start Working data

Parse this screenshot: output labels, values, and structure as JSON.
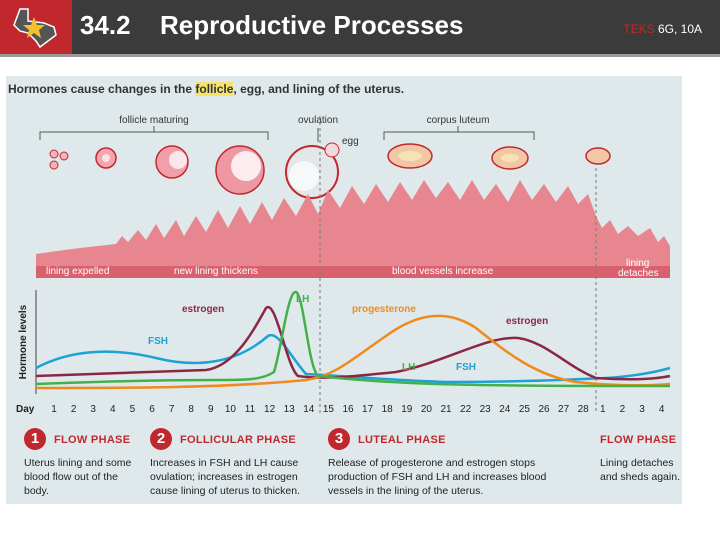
{
  "header": {
    "section_number": "34.2",
    "section_title": "Reproductive Processes",
    "teks_word": "TEKS",
    "teks_codes": "6G, 10A"
  },
  "figure": {
    "title_before": "Hormones cause changes in the ",
    "title_highlight": "follicle",
    "title_after": ", egg, and lining of the uterus.",
    "top_labels": {
      "follicle_maturing": "follicle maturing",
      "ovulation": "ovulation",
      "egg": "egg",
      "corpus_luteum": "corpus luteum"
    },
    "lining_labels": {
      "lining_expelled": "lining expelled",
      "new_lining_thickens": "new lining thickens",
      "blood_vessels_increase": "blood vessels increase",
      "lining_detaches": "lining\ndetaches"
    },
    "colors": {
      "estrogen": "#8b2744",
      "progesterone": "#f08a1c",
      "lh": "#43b04a",
      "fsh": "#1ea2d4",
      "lining": "#e8868f",
      "accent": "#c0282d"
    }
  },
  "chart_data": {
    "type": "line",
    "ylabel": "Hormone levels",
    "xlabel": "Day",
    "x_ticks": [
      "1",
      "2",
      "3",
      "4",
      "5",
      "6",
      "7",
      "8",
      "9",
      "10",
      "11",
      "12",
      "13",
      "14",
      "15",
      "16",
      "17",
      "18",
      "19",
      "20",
      "21",
      "22",
      "23",
      "24",
      "25",
      "26",
      "27",
      "28",
      "1",
      "2",
      "3",
      "4"
    ],
    "series": [
      {
        "name": "estrogen",
        "color": "#8b2744",
        "label_early": "estrogen",
        "label_late": "estrogen"
      },
      {
        "name": "progesterone",
        "color": "#f08a1c",
        "label": "progesterone"
      },
      {
        "name": "LH",
        "color": "#43b04a",
        "label_early": "LH",
        "label_late": "LH"
      },
      {
        "name": "FSH",
        "color": "#1ea2d4",
        "label_early": "FSH",
        "label_late": "FSH"
      }
    ]
  },
  "phases": [
    {
      "number": "1",
      "title": "FLOW PHASE",
      "description": "Uterus lining and some blood flow out of the body."
    },
    {
      "number": "2",
      "title": "FOLLICULAR PHASE",
      "description": "Increases in FSH and LH cause ovulation; increases in estrogen cause lining of uterus to thicken."
    },
    {
      "number": "3",
      "title": "LUTEAL PHASE",
      "description": "Release of progesterone and estrogen stops production of FSH and LH and increases blood vessels in the lining of the uterus."
    },
    {
      "number": "",
      "title": "FLOW PHASE",
      "description": "Lining detaches and sheds again."
    }
  ]
}
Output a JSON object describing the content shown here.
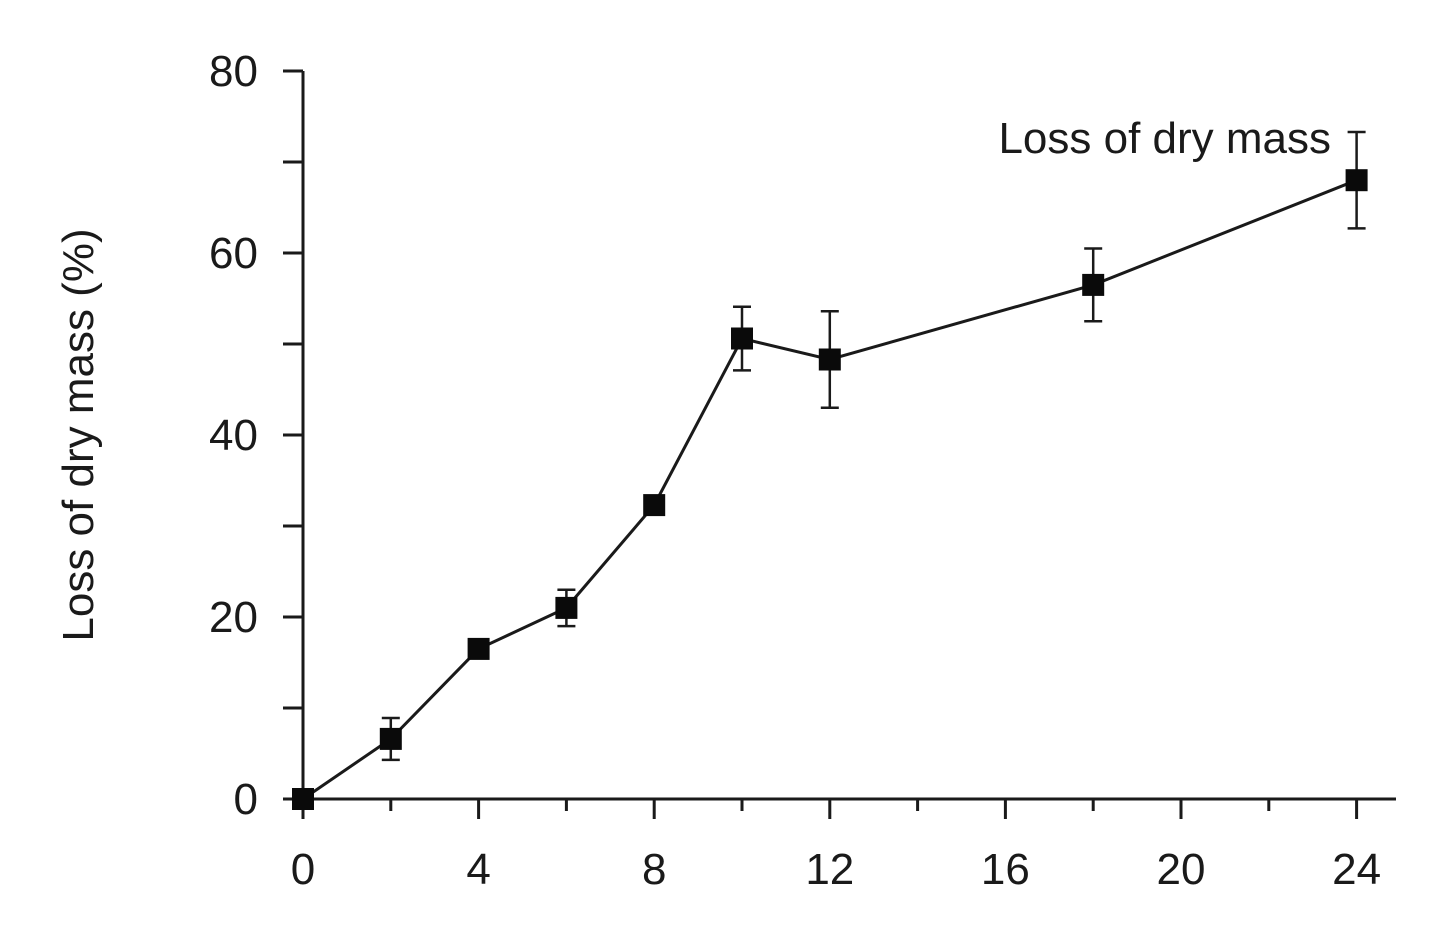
{
  "chart_data": {
    "type": "line",
    "ylabel": "Loss of dry mass (%)",
    "xlabel": "",
    "xlim": [
      0,
      25
    ],
    "ylim": [
      0,
      80
    ],
    "x_ticks": [
      0,
      4,
      8,
      12,
      16,
      20,
      24
    ],
    "x_minor_ticks": [
      2,
      6,
      10,
      14,
      18,
      22
    ],
    "y_ticks": [
      0,
      20,
      40,
      60,
      80
    ],
    "y_minor_ticks": [
      10,
      30,
      50,
      70
    ],
    "grid": false,
    "annotation": "Loss of dry mass",
    "series": [
      {
        "marker": "square",
        "color": "#0a0a0a",
        "x": [
          0,
          2,
          4,
          6,
          8,
          10,
          12,
          18,
          24
        ],
        "values": [
          0,
          6.6,
          16.5,
          21.0,
          32.3,
          50.6,
          48.3,
          56.5,
          68.0
        ],
        "error": [
          0,
          2.3,
          1.0,
          2.0,
          0.8,
          3.5,
          5.3,
          4.0,
          5.3
        ]
      }
    ]
  }
}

end Working data

Excluding the pictures, restate the records above word for word.

Parse this screenshot: output labels, values, and structure as JSON.
{
  "header": {
    "section_number": "34.2",
    "section_title": "Reproductive Processes",
    "teks_word": "TEKS",
    "teks_codes": "6G, 10A"
  },
  "figure": {
    "title_before": "Hormones cause changes in the ",
    "title_highlight": "follicle",
    "title_after": ", egg, and lining of the uterus.",
    "top_labels": {
      "follicle_maturing": "follicle maturing",
      "ovulation": "ovulation",
      "egg": "egg",
      "corpus_luteum": "corpus luteum"
    },
    "lining_labels": {
      "lining_expelled": "lining expelled",
      "new_lining_thickens": "new lining thickens",
      "blood_vessels_increase": "blood vessels increase",
      "lining_detaches": "lining\ndetaches"
    },
    "colors": {
      "estrogen": "#8b2744",
      "progesterone": "#f08a1c",
      "lh": "#43b04a",
      "fsh": "#1ea2d4",
      "lining": "#e8868f",
      "accent": "#c0282d"
    }
  },
  "chart_data": {
    "type": "line",
    "ylabel": "Hormone levels",
    "xlabel": "Day",
    "x_ticks": [
      "1",
      "2",
      "3",
      "4",
      "5",
      "6",
      "7",
      "8",
      "9",
      "10",
      "11",
      "12",
      "13",
      "14",
      "15",
      "16",
      "17",
      "18",
      "19",
      "20",
      "21",
      "22",
      "23",
      "24",
      "25",
      "26",
      "27",
      "28",
      "1",
      "2",
      "3",
      "4"
    ],
    "series": [
      {
        "name": "estrogen",
        "color": "#8b2744",
        "label_early": "estrogen",
        "label_late": "estrogen"
      },
      {
        "name": "progesterone",
        "color": "#f08a1c",
        "label": "progesterone"
      },
      {
        "name": "LH",
        "color": "#43b04a",
        "label_early": "LH",
        "label_late": "LH"
      },
      {
        "name": "FSH",
        "color": "#1ea2d4",
        "label_early": "FSH",
        "label_late": "FSH"
      }
    ]
  },
  "phases": [
    {
      "number": "1",
      "title": "FLOW PHASE",
      "description": "Uterus lining and some blood flow out of the body."
    },
    {
      "number": "2",
      "title": "FOLLICULAR PHASE",
      "description": "Increases in FSH and LH cause ovulation; increases in estrogen cause lining of uterus to thicken."
    },
    {
      "number": "3",
      "title": "LUTEAL PHASE",
      "description": "Release of progesterone and estrogen stops production of FSH and LH and increases blood vessels in the lining of the uterus."
    },
    {
      "number": "",
      "title": "FLOW PHASE",
      "description": "Lining detaches and sheds again."
    }
  ]
}
Output a JSON object describing the content shown here.
{
  "chart_data": {
    "type": "line",
    "ylabel": "Loss of dry mass (%)",
    "xlabel": "",
    "xlim": [
      0,
      25
    ],
    "ylim": [
      0,
      80
    ],
    "x_ticks": [
      0,
      4,
      8,
      12,
      16,
      20,
      24
    ],
    "x_minor_ticks": [
      2,
      6,
      10,
      14,
      18,
      22
    ],
    "y_ticks": [
      0,
      20,
      40,
      60,
      80
    ],
    "y_minor_ticks": [
      10,
      30,
      50,
      70
    ],
    "grid": false,
    "annotation": "Loss of dry mass",
    "series": [
      {
        "marker": "square",
        "color": "#0a0a0a",
        "x": [
          0,
          2,
          4,
          6,
          8,
          10,
          12,
          18,
          24
        ],
        "values": [
          0,
          6.6,
          16.5,
          21.0,
          32.3,
          50.6,
          48.3,
          56.5,
          68.0
        ],
        "error": [
          0,
          2.3,
          1.0,
          2.0,
          0.8,
          3.5,
          5.3,
          4.0,
          5.3
        ]
      }
    ]
  }
}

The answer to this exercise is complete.